■ The problem ■
Scan the data below and pick out the lines containing the word "Center".
*** Record extracts ***
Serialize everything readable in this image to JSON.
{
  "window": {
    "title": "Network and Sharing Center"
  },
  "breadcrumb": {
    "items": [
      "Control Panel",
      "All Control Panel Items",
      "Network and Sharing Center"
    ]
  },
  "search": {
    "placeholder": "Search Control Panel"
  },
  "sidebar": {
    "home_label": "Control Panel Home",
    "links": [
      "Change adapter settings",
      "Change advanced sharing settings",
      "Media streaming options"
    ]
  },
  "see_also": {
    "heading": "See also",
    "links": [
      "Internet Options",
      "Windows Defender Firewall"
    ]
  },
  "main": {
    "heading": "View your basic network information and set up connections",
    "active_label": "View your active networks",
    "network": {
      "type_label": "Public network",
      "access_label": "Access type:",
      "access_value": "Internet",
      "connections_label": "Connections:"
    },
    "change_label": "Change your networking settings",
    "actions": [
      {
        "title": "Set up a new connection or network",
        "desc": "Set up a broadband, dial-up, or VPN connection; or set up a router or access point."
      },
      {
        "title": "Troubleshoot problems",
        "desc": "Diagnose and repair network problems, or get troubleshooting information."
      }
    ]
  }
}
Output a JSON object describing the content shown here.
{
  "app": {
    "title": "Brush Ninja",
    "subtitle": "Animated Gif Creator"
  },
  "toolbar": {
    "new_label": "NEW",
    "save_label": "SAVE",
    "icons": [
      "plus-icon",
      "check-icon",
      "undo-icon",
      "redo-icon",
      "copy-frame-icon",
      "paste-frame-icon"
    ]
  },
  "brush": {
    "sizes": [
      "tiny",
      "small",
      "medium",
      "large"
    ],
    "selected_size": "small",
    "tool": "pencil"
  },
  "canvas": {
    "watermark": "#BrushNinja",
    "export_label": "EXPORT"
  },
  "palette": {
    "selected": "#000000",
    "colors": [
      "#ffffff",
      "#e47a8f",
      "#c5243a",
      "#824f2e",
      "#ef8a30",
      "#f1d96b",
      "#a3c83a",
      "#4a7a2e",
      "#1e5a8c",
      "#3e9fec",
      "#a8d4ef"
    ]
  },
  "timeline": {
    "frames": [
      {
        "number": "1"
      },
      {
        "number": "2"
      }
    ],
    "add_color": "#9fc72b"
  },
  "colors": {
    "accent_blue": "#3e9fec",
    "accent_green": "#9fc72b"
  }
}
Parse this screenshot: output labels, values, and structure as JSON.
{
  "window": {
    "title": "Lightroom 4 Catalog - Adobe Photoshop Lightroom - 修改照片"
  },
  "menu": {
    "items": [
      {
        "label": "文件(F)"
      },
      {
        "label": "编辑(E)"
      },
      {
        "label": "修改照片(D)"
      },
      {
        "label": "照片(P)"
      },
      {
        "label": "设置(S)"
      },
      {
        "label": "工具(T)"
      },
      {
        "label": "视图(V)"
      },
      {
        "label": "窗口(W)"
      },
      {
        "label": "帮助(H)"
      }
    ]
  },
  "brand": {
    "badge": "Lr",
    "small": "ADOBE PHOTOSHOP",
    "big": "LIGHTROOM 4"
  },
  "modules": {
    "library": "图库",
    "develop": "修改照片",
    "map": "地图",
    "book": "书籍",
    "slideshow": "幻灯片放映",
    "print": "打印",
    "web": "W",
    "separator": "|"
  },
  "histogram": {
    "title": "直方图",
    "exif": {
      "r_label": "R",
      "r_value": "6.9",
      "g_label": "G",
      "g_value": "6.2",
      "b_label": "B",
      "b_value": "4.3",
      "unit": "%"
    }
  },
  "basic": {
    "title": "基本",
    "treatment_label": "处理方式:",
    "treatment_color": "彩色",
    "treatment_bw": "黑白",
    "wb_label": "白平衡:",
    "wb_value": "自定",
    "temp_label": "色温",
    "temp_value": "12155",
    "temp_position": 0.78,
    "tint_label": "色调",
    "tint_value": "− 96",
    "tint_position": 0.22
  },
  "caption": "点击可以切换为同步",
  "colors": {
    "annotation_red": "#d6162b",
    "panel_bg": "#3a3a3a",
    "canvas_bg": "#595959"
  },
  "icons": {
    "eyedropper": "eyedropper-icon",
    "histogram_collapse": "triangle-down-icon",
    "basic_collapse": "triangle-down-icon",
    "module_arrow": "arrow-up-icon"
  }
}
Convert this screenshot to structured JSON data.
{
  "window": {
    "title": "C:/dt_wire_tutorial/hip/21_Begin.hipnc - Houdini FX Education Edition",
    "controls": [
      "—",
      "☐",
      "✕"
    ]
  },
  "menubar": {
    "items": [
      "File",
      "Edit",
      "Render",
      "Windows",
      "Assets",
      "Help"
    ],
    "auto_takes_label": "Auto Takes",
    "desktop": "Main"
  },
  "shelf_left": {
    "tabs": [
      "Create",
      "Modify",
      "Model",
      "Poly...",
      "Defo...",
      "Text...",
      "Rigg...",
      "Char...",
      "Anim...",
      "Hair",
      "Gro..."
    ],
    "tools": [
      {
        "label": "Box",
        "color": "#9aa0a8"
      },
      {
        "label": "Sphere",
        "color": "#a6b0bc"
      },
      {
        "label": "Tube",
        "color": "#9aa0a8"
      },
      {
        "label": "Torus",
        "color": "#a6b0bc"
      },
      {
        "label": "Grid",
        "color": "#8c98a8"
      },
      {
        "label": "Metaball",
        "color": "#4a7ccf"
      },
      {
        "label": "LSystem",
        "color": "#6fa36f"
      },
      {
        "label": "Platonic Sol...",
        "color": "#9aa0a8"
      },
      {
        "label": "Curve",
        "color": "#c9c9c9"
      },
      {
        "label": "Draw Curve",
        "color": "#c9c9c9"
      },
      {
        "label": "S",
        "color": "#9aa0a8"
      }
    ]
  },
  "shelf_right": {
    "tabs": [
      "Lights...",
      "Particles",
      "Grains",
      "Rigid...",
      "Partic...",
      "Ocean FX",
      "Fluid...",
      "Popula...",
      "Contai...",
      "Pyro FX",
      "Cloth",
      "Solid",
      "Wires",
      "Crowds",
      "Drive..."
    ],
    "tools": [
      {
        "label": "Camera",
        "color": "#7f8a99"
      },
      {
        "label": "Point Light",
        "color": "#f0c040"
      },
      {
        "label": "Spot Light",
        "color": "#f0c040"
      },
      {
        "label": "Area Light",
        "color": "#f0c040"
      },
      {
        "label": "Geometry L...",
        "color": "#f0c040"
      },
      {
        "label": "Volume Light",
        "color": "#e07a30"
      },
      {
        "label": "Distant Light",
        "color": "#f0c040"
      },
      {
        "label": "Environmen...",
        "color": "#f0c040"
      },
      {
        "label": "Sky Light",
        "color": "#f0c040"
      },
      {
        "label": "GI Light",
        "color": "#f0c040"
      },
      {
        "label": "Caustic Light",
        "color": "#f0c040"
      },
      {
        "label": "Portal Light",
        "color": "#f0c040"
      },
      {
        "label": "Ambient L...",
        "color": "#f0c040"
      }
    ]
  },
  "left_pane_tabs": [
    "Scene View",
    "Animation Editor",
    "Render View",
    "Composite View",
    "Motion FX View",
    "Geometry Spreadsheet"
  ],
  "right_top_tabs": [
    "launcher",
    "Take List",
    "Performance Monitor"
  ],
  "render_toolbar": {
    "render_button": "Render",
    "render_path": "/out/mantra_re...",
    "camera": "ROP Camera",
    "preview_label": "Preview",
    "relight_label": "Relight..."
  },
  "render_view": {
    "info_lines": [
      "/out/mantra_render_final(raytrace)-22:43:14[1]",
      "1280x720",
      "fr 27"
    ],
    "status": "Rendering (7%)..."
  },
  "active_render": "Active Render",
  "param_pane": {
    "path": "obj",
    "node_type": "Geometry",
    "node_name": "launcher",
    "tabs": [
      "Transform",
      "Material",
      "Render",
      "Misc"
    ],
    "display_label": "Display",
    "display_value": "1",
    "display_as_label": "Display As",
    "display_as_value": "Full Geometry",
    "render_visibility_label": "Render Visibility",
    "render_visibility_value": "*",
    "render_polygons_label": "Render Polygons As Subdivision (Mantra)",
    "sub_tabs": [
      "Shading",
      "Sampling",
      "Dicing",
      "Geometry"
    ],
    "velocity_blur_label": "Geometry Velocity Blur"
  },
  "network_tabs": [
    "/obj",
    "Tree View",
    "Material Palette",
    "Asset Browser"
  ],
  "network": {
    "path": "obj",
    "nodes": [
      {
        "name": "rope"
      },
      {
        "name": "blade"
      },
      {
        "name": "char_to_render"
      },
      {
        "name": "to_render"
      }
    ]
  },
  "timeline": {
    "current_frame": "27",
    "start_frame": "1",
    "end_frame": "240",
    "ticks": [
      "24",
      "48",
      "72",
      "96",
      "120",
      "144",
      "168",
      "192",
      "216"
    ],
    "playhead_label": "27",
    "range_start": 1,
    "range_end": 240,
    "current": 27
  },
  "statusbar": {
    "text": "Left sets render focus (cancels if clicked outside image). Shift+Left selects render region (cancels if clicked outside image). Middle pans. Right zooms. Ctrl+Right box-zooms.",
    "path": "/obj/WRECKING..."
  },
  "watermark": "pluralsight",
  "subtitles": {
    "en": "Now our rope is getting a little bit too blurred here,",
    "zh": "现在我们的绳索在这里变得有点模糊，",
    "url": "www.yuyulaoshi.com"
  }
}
***
■ Worked solution ■
    "title": "Network and Sharing Center"
      "Network and Sharing Center"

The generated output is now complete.